TASK STATEMENT: Give every line below again, exactly.
__________
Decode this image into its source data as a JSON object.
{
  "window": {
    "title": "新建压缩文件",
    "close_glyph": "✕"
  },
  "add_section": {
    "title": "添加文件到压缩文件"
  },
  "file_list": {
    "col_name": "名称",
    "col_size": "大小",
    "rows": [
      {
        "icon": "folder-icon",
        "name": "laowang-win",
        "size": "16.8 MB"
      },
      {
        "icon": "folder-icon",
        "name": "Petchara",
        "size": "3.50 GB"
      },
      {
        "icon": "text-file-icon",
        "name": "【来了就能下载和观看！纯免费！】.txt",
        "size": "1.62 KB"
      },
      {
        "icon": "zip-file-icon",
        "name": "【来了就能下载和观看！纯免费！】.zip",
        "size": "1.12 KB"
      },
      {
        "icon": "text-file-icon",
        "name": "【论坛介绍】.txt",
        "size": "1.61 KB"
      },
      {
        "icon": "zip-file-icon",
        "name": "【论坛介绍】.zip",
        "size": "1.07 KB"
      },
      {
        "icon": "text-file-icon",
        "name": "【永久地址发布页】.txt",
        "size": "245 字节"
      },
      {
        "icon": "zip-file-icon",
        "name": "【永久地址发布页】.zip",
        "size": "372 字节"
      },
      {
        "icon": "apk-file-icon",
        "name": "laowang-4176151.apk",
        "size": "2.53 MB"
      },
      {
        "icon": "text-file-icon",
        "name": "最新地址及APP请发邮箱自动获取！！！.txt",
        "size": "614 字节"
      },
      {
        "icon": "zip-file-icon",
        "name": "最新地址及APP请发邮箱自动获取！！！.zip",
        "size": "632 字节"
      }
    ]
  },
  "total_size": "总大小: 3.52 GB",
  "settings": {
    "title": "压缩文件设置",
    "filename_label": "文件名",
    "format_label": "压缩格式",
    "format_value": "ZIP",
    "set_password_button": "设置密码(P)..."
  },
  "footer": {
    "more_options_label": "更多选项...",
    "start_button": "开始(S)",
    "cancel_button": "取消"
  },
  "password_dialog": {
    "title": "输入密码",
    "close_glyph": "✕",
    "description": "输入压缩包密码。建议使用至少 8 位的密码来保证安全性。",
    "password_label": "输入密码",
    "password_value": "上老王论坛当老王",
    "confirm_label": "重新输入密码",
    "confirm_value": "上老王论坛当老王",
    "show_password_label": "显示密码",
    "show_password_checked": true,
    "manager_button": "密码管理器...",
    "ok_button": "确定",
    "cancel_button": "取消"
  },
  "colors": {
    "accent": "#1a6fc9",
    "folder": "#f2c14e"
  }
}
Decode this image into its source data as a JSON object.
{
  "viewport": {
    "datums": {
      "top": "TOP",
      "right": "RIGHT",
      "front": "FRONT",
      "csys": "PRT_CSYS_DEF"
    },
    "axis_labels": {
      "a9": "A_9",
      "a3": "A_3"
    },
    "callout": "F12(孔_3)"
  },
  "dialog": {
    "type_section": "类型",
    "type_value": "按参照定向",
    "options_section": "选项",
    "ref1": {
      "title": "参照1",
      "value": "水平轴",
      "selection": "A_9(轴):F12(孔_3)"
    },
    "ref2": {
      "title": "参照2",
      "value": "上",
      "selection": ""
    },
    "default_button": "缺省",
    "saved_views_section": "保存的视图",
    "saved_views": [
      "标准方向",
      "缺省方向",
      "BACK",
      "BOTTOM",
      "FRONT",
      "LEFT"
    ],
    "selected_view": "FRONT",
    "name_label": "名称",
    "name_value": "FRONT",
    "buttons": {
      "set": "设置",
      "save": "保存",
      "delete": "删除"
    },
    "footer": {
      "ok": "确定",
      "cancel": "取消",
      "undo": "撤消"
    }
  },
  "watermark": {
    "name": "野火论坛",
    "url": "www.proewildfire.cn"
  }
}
__________
SOLUTION:
Decode this image into its source data as a JSON object.
{
  "window": {
    "title": "新建压缩文件",
    "close_glyph": "✕"
  },
  "add_section": {
    "title": "添加文件到压缩文件"
  },
  "file_list": {
    "col_name": "名称",
    "col_size": "大小",
    "rows": [
      {
        "icon": "folder-icon",
        "name": "laowang-win",
        "size": "16.8 MB"
      },
      {
        "icon": "folder-icon",
        "name": "Petchara",
        "size": "3.50 GB"
      },
      {
        "icon": "text-file-icon",
        "name": "【来了就能下载和观看！纯免费！】.txt",
        "size": "1.62 KB"
      },
      {
        "icon": "zip-file-icon",
        "name": "【来了就能下载和观看！纯免费！】.zip",
        "size": "1.12 KB"
      },
      {
        "icon": "text-file-icon",
        "name": "【论坛介绍】.txt",
        "size": "1.61 KB"
      },
      {
        "icon": "zip-file-icon",
        "name": "【论坛介绍】.zip",
        "size": "1.07 KB"
      },
      {
        "icon": "text-file-icon",
        "name": "【永久地址发布页】.txt",
        "size": "245 字节"
      },
      {
        "icon": "zip-file-icon",
        "name": "【永久地址发布页】.zip",
        "size": "372 字节"
      },
      {
        "icon": "apk-file-icon",
        "name": "laowang-4176151.apk",
        "size": "2.53 MB"
      },
      {
        "icon": "text-file-icon",
        "name": "最新地址及APP请发邮箱自动获取！！！.txt",
        "size": "614 字节"
      },
      {
        "icon": "zip-file-icon",
        "name": "最新地址及APP请发邮箱自动获取！！！.zip",
        "size": "632 字节"
      }
    ]
  },
  "total_size": "总大小: 3.52 GB",
  "settings": {
    "title": "压缩文件设置",
    "filename_label": "文件名",
    "format_label": "压缩格式",
    "format_value": "ZIP",
    "set_password_button": "设置密码(P)..."
  },
  "footer": {
    "more_options_label": "更多选项...",
    "start_button": "开始(S)",
    "cancel_button": "取消"
  },
  "password_dialog": {
    "title": "输入密码",
    "close_glyph": "✕",
    "description": "输入压缩包密码。建议使用至少 8 位的密码来保证安全性。",
    "password_label": "输入密码",
    "password_value": "上老王论坛当老王",
    "confirm_label": "重新输入密码",
    "confirm_value": "上老王论坛当老王",
    "show_password_label": "显示密码",
    "show_password_checked": true,
    "manager_button": "密码管理器...",
    "ok_button": "确定",
    "cancel_button": "取消"
  },
  "colors": {
    "accent": "#1a6fc9",
    "folder": "#f2c14e"
  }
}
Decode this image into its source data as a JSON object.
{
  "viewport": {
    "datums": {
      "top": "TOP",
      "right": "RIGHT",
      "front": "FRONT",
      "csys": "PRT_CSYS_DEF"
    },
    "axis_labels": {
      "a9": "A_9",
      "a3": "A_3"
    },
    "callout": "F12(孔_3)"
  },
  "dialog": {
    "type_section": "类型",
    "type_value": "按参照定向",
    "options_section": "选项",
    "ref1": {
      "title": "参照1",
      "value": "水平轴",
      "selection": "A_9(轴):F12(孔_3)"
    },
    "ref2": {
      "title": "参照2",
      "value": "上",
      "selection": ""
    },
    "default_button": "缺省",
    "saved_views_section": "保存的视图",
    "saved_views": [
      "标准方向",
      "缺省方向",
      "BACK",
      "BOTTOM",
      "FRONT",
      "LEFT"
    ],
    "selected_view": "FRONT",
    "name_label": "名称",
    "name_value": "FRONT",
    "buttons": {
      "set": "设置",
      "save": "保存",
      "delete": "删除"
    },
    "footer": {
      "ok": "确定",
      "cancel": "取消",
      "undo": "撤消"
    }
  },
  "watermark": {
    "name": "野火论坛",
    "url": "www.proewildfire.cn"
  }
}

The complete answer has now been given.